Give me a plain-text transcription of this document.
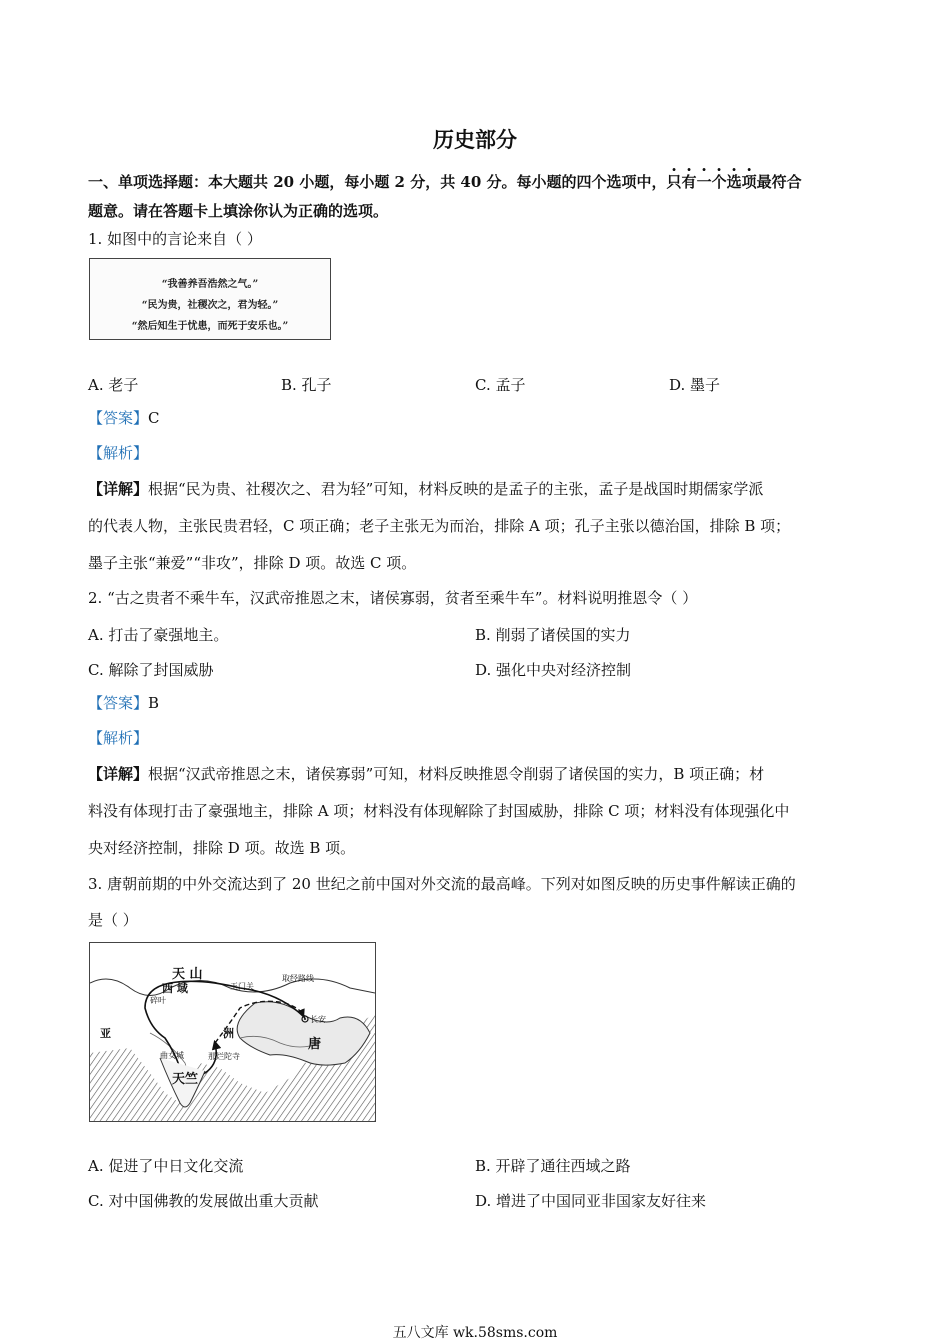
历史部分
一、单项选择题：本大题共 20 小题，每小题 2 分，共 40 分。每小题的四个选项中，只有一个选项最符合
题意。请在答题卡上填涂你认为正确的选项。
1. 如图中的言论来自（ ）
“我善养吾浩然之气。”
“民为贵，社稷次之，君为轻。”
“然后知生于忧患，而死于安乐也。”
A. 老子	B. 孔子	C. 孟子	D. 墨子
【答案】C
【解析】
【详解】根据“民为贵、社稷次之、君为轻”可知，材料反映的是孟子的主张，孟子是战国时期儒家学派
的代表人物，主张民贵君轻，C 项正确；老子主张无为而治，排除 A 项；孔子主张以德治国，排除 B 项；
墨子主张“兼爱”“非攻”，排除 D 项。故选 C 项。
2. “古之贵者不乘牛车，汉武帝推恩之末，诸侯寡弱，贫者至乘牛车”。材料说明推恩令（ ）
A. 打击了豪强地主。	B. 削弱了诸侯国的实力
C. 解除了封国威胁	D. 强化中央对经济控制
【答案】B
【解析】
【详解】根据“汉武帝推恩之末，诸侯寡弱”可知，材料反映推恩令削弱了诸侯国的实力，B 项正确；材
料没有体现打击了豪强地主，排除 A 项；材料没有体现解除了封国威胁，排除 C 项；材料没有体现强化中
央对经济控制，排除 D 项。故选 B 项。
3. 唐朝前期的中外交流达到了 20 世纪之前中国对外交流的最高峰。下列对如图反映的历史事件解读正确的
是（ ）
天 山
西 域	玉门关
碎叶
长安
取经路线
亚	洲
唐
曲女城	那烂陀寺
天竺
A. 促进了中日文化交流	B. 开辟了通往西域之路
C. 对中国佛教的发展做出重大贡献	D. 增进了中国同亚非国家友好往来
五八文库 wk.58sms.com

WORK TO BE COMPLETED: Show each line of the listing that holds the string "诸侯寡弱".

OUTPUT FOR THIS TASK:
2. “古之贵者不乘牛车，汉武帝推恩之末，诸侯寡弱，贫者至乘牛车”。材料说明推恩令（ ）
【详解】根据“汉武帝推恩之末，诸侯寡弱”可知，材料反映推恩令削弱了诸侯国的实力，B 项正确；材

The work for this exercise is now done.